▸ Exercise objective
Return all lines below containing the word "скорости".

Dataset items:
--------

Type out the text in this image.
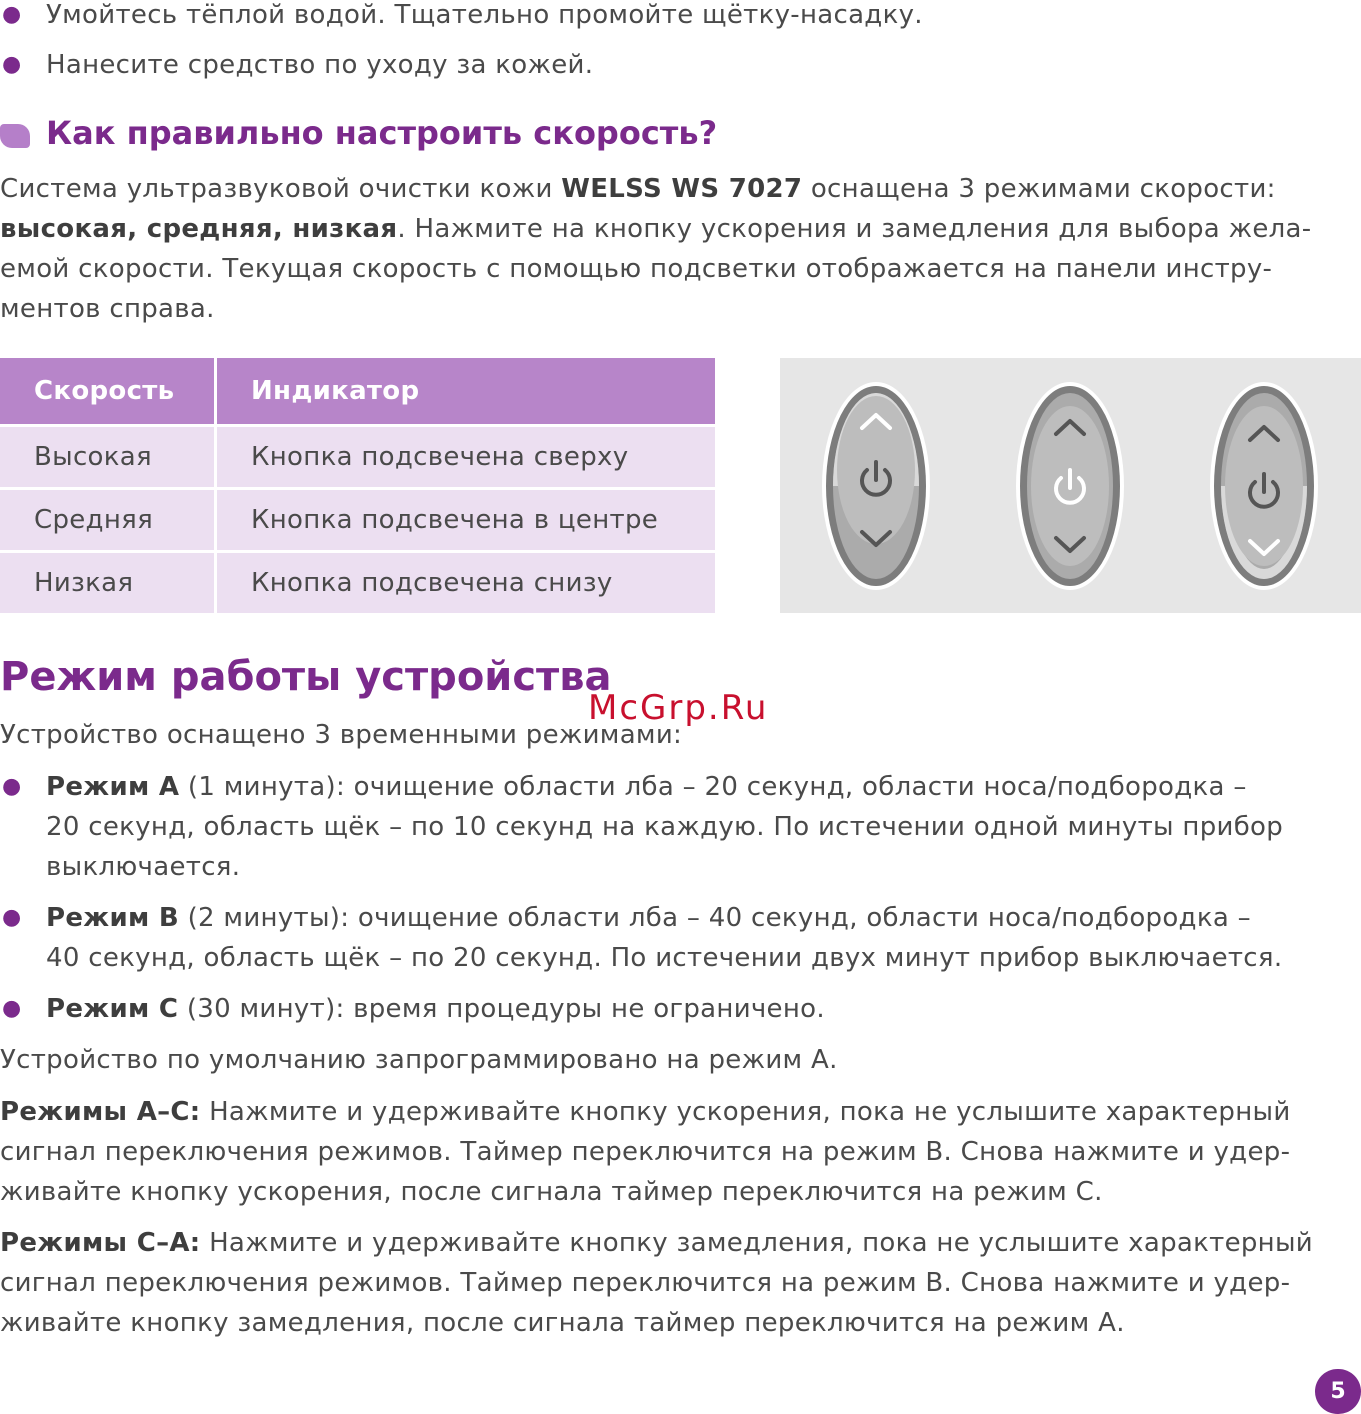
● Умойтесь тёплой водой. Тщательно промойте щётку-насадку.
● Нанесите средство по уходу за кожей.
Как правильно настроить скорость?
Система ультразвуковой очистки кожи WELSS WS 7027 оснащена 3 режимами скорости:
высокая, средняя, низкая. Нажмите на кнопку ускорения и замедления для выбора жела-
емой скорости. Текущая скорость с помощью подсветки отображается на панели инстру-
ментов справа.
Скорость	Индикатор
Высокая	Кнопка подсвечена сверху
Средняя	Кнопка подсвечена в центре
Низкая	Кнопка подсвечена снизу
Режим работы устройства
McGrp.Ru
Устройство оснащено 3 временными режимами:
● Режим А (1 минута): очищение области лба – 20 секунд, области носа/подбородка –
20 секунд, область щёк – по 10 секунд на каждую. По истечении одной минуты прибор
выключается.
● Режим В (2 минуты): очищение области лба – 40 секунд, области носа/подбородка –
40 секунд, область щёк – по 20 секунд. По истечении двух минут прибор выключается.
● Режим С (30 минут): время процедуры не ограничено.
Устройство по умолчанию запрограммировано на режим А.
Режимы А–С: Нажмите и удерживайте кнопку ускорения, пока не услышите характерный
сигнал переключения режимов. Таймер переключится на режим В. Снова нажмите и удер-
живайте кнопку ускорения, после сигнала таймер переключится на режим С.
Режимы С–А: Нажмите и удерживайте кнопку замедления, пока не услышите характерный
сигнал переключения режимов. Таймер переключится на режим В. Снова нажмите и удер-
живайте кнопку замедления, после сигнала таймер переключится на режим А.
5
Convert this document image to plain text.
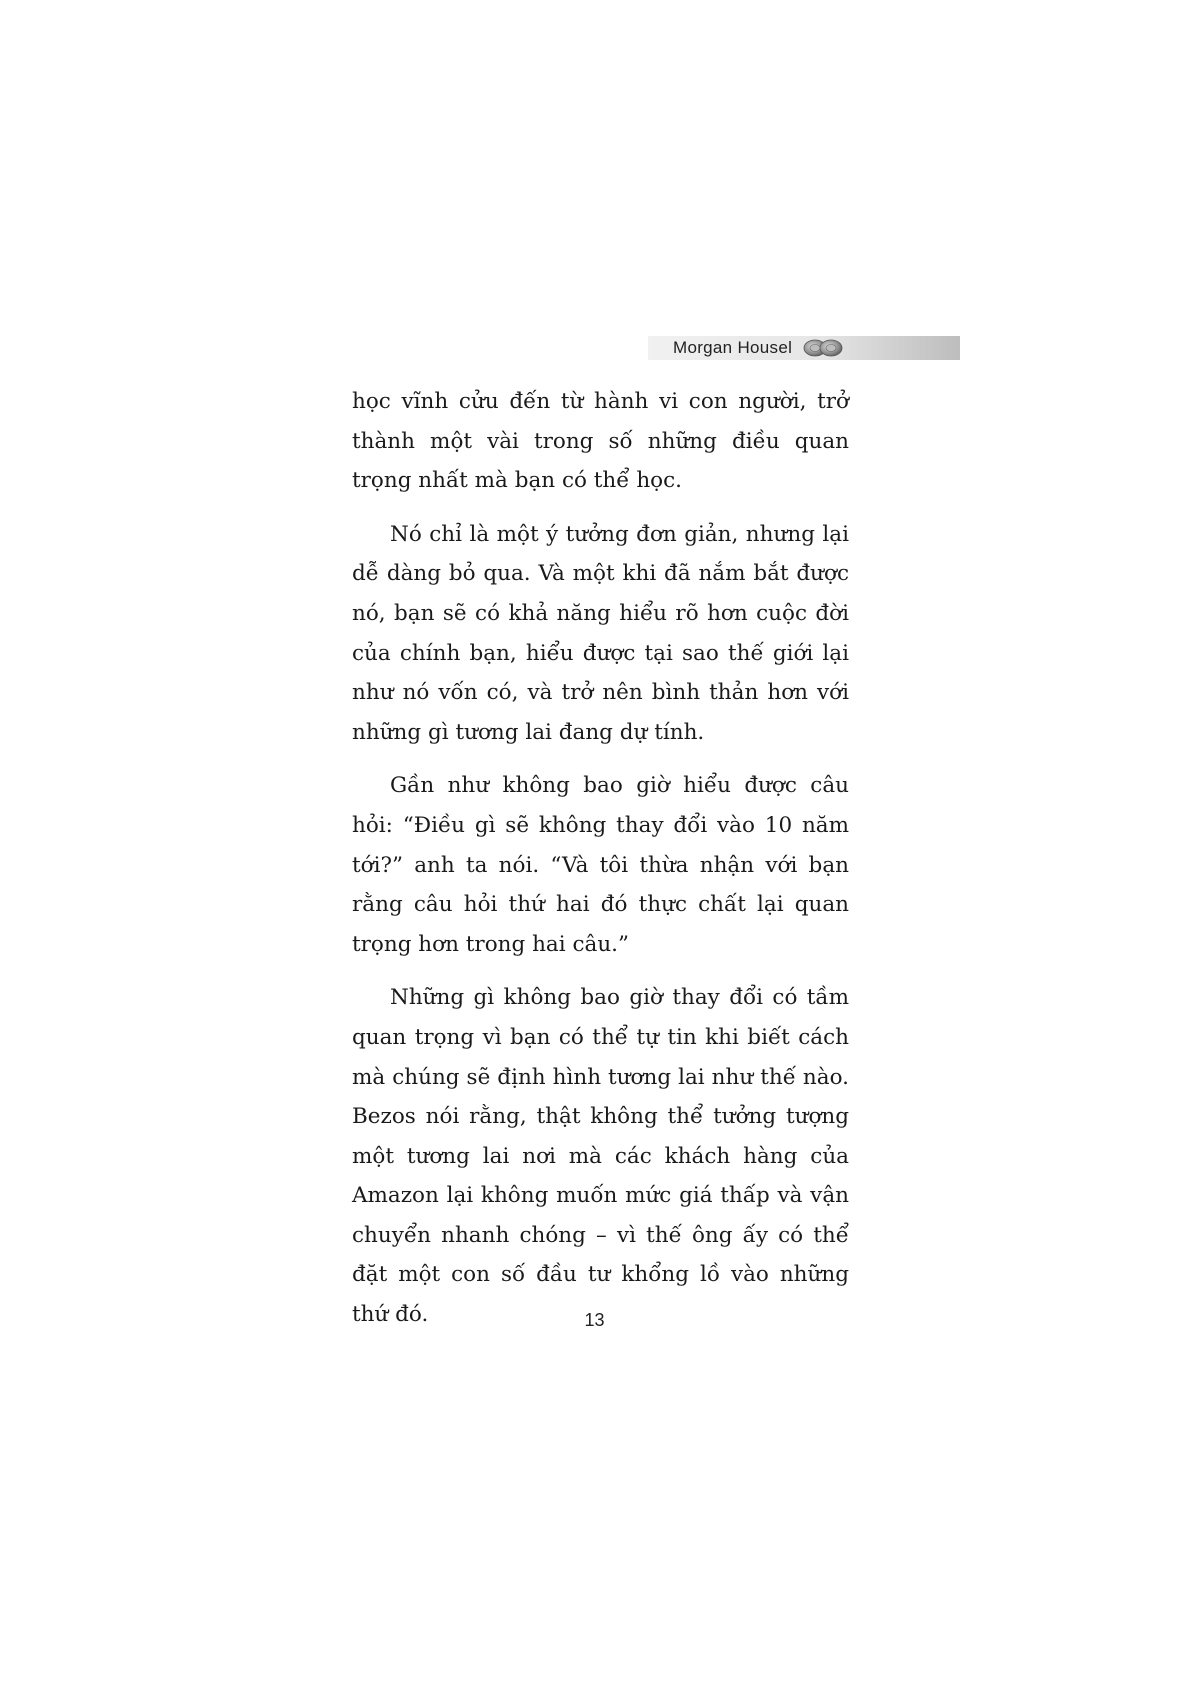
Morgan Housel

học vĩnh cửu đến từ hành vi con người, trở thành một vài trong số những điều quan trọng nhất mà bạn có thể học.

Nó chỉ là một ý tưởng đơn giản, nhưng lại dễ dàng bỏ qua. Và một khi đã nắm bắt được nó, bạn sẽ có khả năng hiểu rõ hơn cuộc đời của chính bạn, hiểu được tại sao thế giới lại như nó vốn có, và trở nên bình thản hơn với những gì tương lai đang dự tính.

Gần như không bao giờ hiểu được câu hỏi: “Điều gì sẽ không thay đổi vào 10 năm tới?” anh ta nói. “Và tôi thừa nhận với bạn rằng câu hỏi thứ hai đó thực chất lại quan trọng hơn trong hai câu.”

Những gì không bao giờ thay đổi có tầm quan trọng vì bạn có thể tự tin khi biết cách mà chúng sẽ định hình tương lai như thế nào. Bezos nói rằng, thật không thể tưởng tượng một tương lai nơi mà các khách hàng của Amazon lại không muốn mức giá thấp và vận chuyển nhanh chóng – vì thế ông ấy có thể đặt một con số đầu tư khổng lồ vào những thứ đó.	13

--------

▸ Exercise solution
Система ультразвуковой очистки кожи WELSS WS 7027 оснащена 3 режимами скорости:
емой скорости. Текущая скорость с помощью подсветки отображается на панели инстру-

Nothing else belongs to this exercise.